■ What the exercise asks ■
Below are records to repeat exactly. Omit the pictures from the copy.

-- Begin --

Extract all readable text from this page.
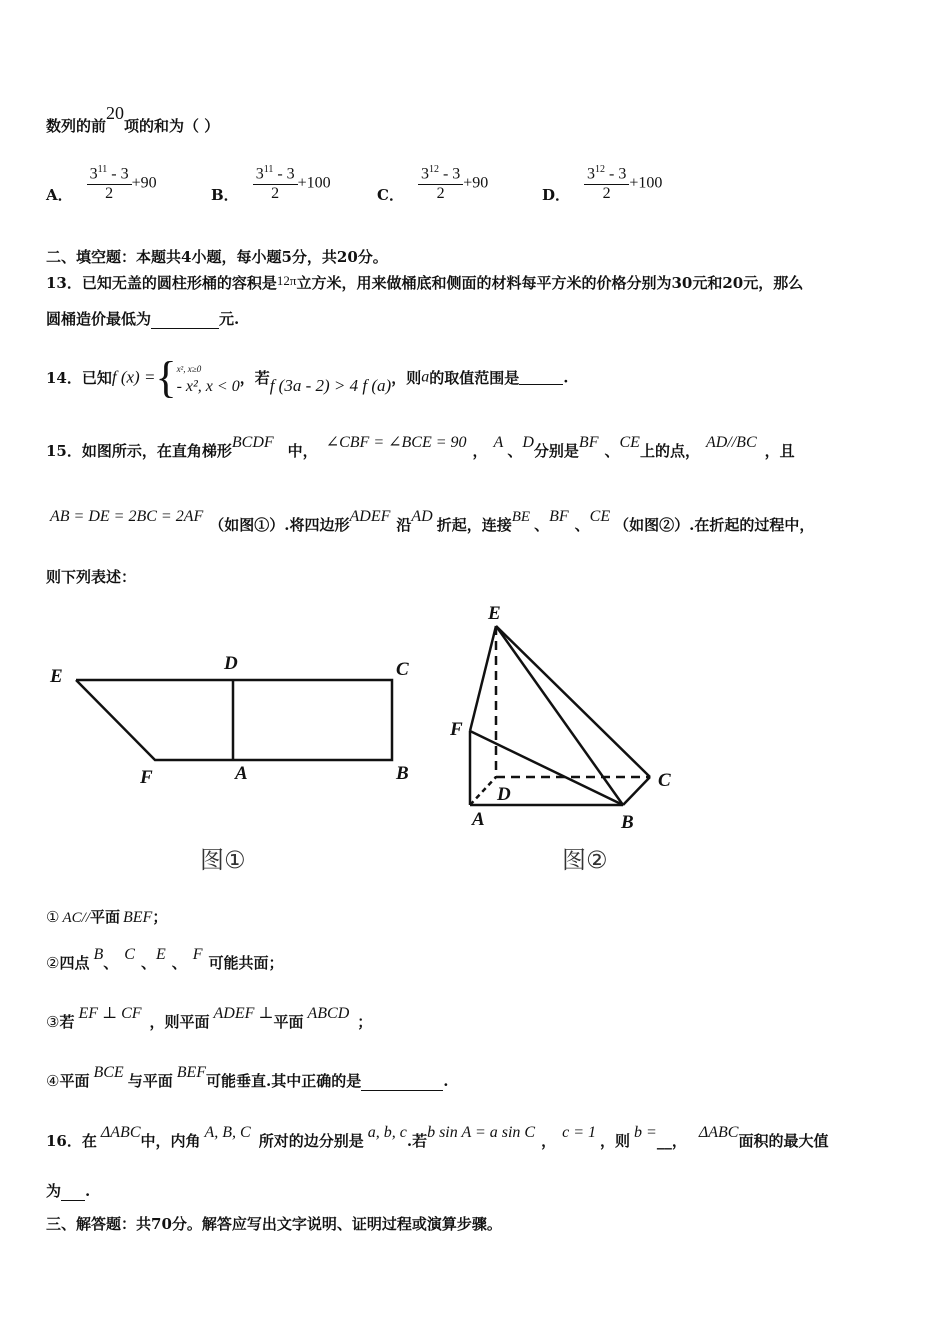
数列的前20项的和为（ ）
A． $\frac{3^{11} - 3}{2} +90$
B． $\frac{3^{11} - 3}{2} +100$
C． $\frac{3^{12} - 3}{2} +90$
D． $\frac{3^{12} - 3}{2} +100$
二、填空题：本题共4小题，每小题5分，共20分。
13．已知无盖的圆柱形桶的容积是12π立方米，用来做桶底和侧面的材料每平方米的价格分别为30元和20元，那么
圆桶造价最低为	元.
14．已知f (x) ={ x², x≥0
- x², x < 0 ，若f (3a - 2) > 4 f (a)，则a的取值范围是	.
15．如图所示，在直角梯形BCDF 中， ∠CBF = ∠BCE = 90 ， A 、D分别是BF 、CE上的点， AD//BC ，且
AB = DE = 2BC = 2AF （如图①）.将四边形ADEF 沿AD 折起，连接BE 、BF 、CE （如图②）.在折起的过程中，
则下列表述：
E
D	C
F	A	B
图①
E
F
D
C
A	B
图②
① AC//平面 BEF；
②四点 B、 C 、E 、 F 可能共面；
③若 EF ⊥ CF ，则平面 ADEF ⊥平面 ABCD ；
④平面 BCE 与平面 BEF可能垂直.其中正确的是	.
16．在 ΔABC中，内角 A, B, C 所对的边分别是 a, b, c.若b sin A = a sin C ， c = 1 ，则 b =__， ΔABC面积的最大值
为 .
三、解答题：共70分。解答应写出文字说明、证明过程或演算步骤。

-- End --

■ Task result ■
Extract all readable text from this page.
数列的前20项的和为（ ）
A． $\frac{3^{11} - 3}{2} +90$
B． $\frac{3^{11} - 3}{2} +100$
C． $\frac{3^{12} - 3}{2} +90$
D． $\frac{3^{12} - 3}{2} +100$
二、填空题：本题共4小题，每小题5分，共20分。
13．已知无盖的圆柱形桶的容积是12π立方米，用来做桶底和侧面的材料每平方米的价格分别为30元和20元，那么
圆桶造价最低为	元.
14．已知f (x) ={ x², x≥0
- x², x < 0 ，若f (3a - 2) > 4 f (a)，则a的取值范围是	.
15．如图所示，在直角梯形BCDF 中， ∠CBF = ∠BCE = 90 ， A 、D分别是BF 、CE上的点， AD//BC ，且
AB = DE = 2BC = 2AF （如图①）.将四边形ADEF 沿AD 折起，连接BE 、BF 、CE （如图②）.在折起的过程中，
则下列表述：
E
D	C
F	A	B
图①
E
F
D
C
A	B
图②
① AC//平面 BEF；
②四点 B、 C 、E 、 F 可能共面；
③若 EF ⊥ CF ，则平面 ADEF ⊥平面 ABCD ；
④平面 BCE 与平面 BEF可能垂直.其中正确的是	.
16．在 ΔABC中，内角 A, B, C 所对的边分别是 a, b, c.若b sin A = a sin C ， c = 1 ，则 b =__， ΔABC面积的最大值
为 .
三、解答题：共70分。解答应写出文字说明、证明过程或演算步骤。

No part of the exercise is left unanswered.